[RECORD LIST]:

____

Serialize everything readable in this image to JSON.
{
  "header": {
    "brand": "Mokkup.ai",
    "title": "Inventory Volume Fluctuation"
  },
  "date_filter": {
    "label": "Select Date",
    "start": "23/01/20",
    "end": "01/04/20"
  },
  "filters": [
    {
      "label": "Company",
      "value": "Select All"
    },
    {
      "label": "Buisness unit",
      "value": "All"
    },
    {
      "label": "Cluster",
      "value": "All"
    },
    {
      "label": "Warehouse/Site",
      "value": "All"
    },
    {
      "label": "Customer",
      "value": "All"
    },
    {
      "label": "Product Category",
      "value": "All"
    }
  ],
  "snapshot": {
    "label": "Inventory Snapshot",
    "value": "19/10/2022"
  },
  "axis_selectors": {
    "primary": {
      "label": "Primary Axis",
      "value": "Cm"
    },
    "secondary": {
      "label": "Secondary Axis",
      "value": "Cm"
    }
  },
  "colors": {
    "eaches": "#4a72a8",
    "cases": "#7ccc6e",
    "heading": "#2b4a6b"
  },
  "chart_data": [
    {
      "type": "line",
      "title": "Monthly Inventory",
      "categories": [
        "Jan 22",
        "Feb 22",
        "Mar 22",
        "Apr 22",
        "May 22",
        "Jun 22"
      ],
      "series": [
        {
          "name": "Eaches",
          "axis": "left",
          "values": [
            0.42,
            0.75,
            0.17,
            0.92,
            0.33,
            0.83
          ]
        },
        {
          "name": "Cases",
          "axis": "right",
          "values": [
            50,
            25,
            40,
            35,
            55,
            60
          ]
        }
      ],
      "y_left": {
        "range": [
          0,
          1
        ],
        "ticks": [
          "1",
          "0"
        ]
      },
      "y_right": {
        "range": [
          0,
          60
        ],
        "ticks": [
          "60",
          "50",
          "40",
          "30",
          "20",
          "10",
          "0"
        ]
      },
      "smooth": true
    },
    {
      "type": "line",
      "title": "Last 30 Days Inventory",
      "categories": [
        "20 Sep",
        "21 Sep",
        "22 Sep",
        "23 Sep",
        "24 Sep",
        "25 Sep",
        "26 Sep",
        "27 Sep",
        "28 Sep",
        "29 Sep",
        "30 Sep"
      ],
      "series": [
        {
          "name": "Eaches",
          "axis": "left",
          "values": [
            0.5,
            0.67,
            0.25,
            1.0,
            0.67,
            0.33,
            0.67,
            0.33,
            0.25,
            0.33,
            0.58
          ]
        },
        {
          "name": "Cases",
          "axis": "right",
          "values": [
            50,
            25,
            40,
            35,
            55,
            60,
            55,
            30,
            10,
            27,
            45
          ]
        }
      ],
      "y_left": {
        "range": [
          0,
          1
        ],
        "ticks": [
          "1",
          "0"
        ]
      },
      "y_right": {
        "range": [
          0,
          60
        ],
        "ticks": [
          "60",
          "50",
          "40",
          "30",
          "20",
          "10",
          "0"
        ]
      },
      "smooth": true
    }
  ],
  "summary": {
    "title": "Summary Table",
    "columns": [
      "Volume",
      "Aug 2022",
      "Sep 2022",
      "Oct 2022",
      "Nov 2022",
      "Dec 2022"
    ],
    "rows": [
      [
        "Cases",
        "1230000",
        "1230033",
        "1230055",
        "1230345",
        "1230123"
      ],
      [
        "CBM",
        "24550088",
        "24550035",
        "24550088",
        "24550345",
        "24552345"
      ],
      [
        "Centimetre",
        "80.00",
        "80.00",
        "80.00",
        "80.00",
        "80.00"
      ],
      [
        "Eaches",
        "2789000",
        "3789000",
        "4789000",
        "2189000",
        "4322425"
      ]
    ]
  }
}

____

[AIM OF THE EXERCISE]: Exact output of every entry is required.

[WRITTEN REPLY]:
Serialize everything readable in this image to JSON.
{
  "header": {
    "brand": "Mokkup.ai",
    "title": "Inventory Volume Fluctuation"
  },
  "date_filter": {
    "label": "Select Date",
    "start": "23/01/20",
    "end": "01/04/20"
  },
  "filters": [
    {
      "label": "Company",
      "value": "Select All"
    },
    {
      "label": "Buisness unit",
      "value": "All"
    },
    {
      "label": "Cluster",
      "value": "All"
    },
    {
      "label": "Warehouse/Site",
      "value": "All"
    },
    {
      "label": "Customer",
      "value": "All"
    },
    {
      "label": "Product Category",
      "value": "All"
    }
  ],
  "snapshot": {
    "label": "Inventory Snapshot",
    "value": "19/10/2022"
  },
  "axis_selectors": {
    "primary": {
      "label": "Primary Axis",
      "value": "Cm"
    },
    "secondary": {
      "label": "Secondary Axis",
      "value": "Cm"
    }
  },
  "colors": {
    "eaches": "#4a72a8",
    "cases": "#7ccc6e",
    "heading": "#2b4a6b"
  },
  "chart_data": [
    {
      "type": "line",
      "title": "Monthly Inventory",
      "categories": [
        "Jan 22",
        "Feb 22",
        "Mar 22",
        "Apr 22",
        "May 22",
        "Jun 22"
      ],
      "series": [
        {
          "name": "Eaches",
          "axis": "left",
          "values": [
            0.42,
            0.75,
            0.17,
            0.92,
            0.33,
            0.83
          ]
        },
        {
          "name": "Cases",
          "axis": "right",
          "values": [
            50,
            25,
            40,
            35,
            55,
            60
          ]
        }
      ],
      "y_left": {
        "range": [
          0,
          1
        ],
        "ticks": [
          "1",
          "0"
        ]
      },
      "y_right": {
        "range": [
          0,
          60
        ],
        "ticks": [
          "60",
          "50",
          "40",
          "30",
          "20",
          "10",
          "0"
        ]
      },
      "smooth": true
    },
    {
      "type": "line",
      "title": "Last 30 Days Inventory",
      "categories": [
        "20 Sep",
        "21 Sep",
        "22 Sep",
        "23 Sep",
        "24 Sep",
        "25 Sep",
        "26 Sep",
        "27 Sep",
        "28 Sep",
        "29 Sep",
        "30 Sep"
      ],
      "series": [
        {
          "name": "Eaches",
          "axis": "left",
          "values": [
            0.5,
            0.67,
            0.25,
            1.0,
            0.67,
            0.33,
            0.67,
            0.33,
            0.25,
            0.33,
            0.58
          ]
        },
        {
          "name": "Cases",
          "axis": "right",
          "values": [
            50,
            25,
            40,
            35,
            55,
            60,
            55,
            30,
            10,
            27,
            45
          ]
        }
      ],
      "y_left": {
        "range": [
          0,
          1
        ],
        "ticks": [
          "1",
          "0"
        ]
      },
      "y_right": {
        "range": [
          0,
          60
        ],
        "ticks": [
          "60",
          "50",
          "40",
          "30",
          "20",
          "10",
          "0"
        ]
      },
      "smooth": true
    }
  ],
  "summary": {
    "title": "Summary Table",
    "columns": [
      "Volume",
      "Aug 2022",
      "Sep 2022",
      "Oct 2022",
      "Nov 2022",
      "Dec 2022"
    ],
    "rows": [
      [
        "Cases",
        "1230000",
        "1230033",
        "1230055",
        "1230345",
        "1230123"
      ],
      [
        "CBM",
        "24550088",
        "24550035",
        "24550088",
        "24550345",
        "24552345"
      ],
      [
        "Centimetre",
        "80.00",
        "80.00",
        "80.00",
        "80.00",
        "80.00"
      ],
      [
        "Eaches",
        "2789000",
        "3789000",
        "4789000",
        "2189000",
        "4322425"
      ]
    ]
  }
}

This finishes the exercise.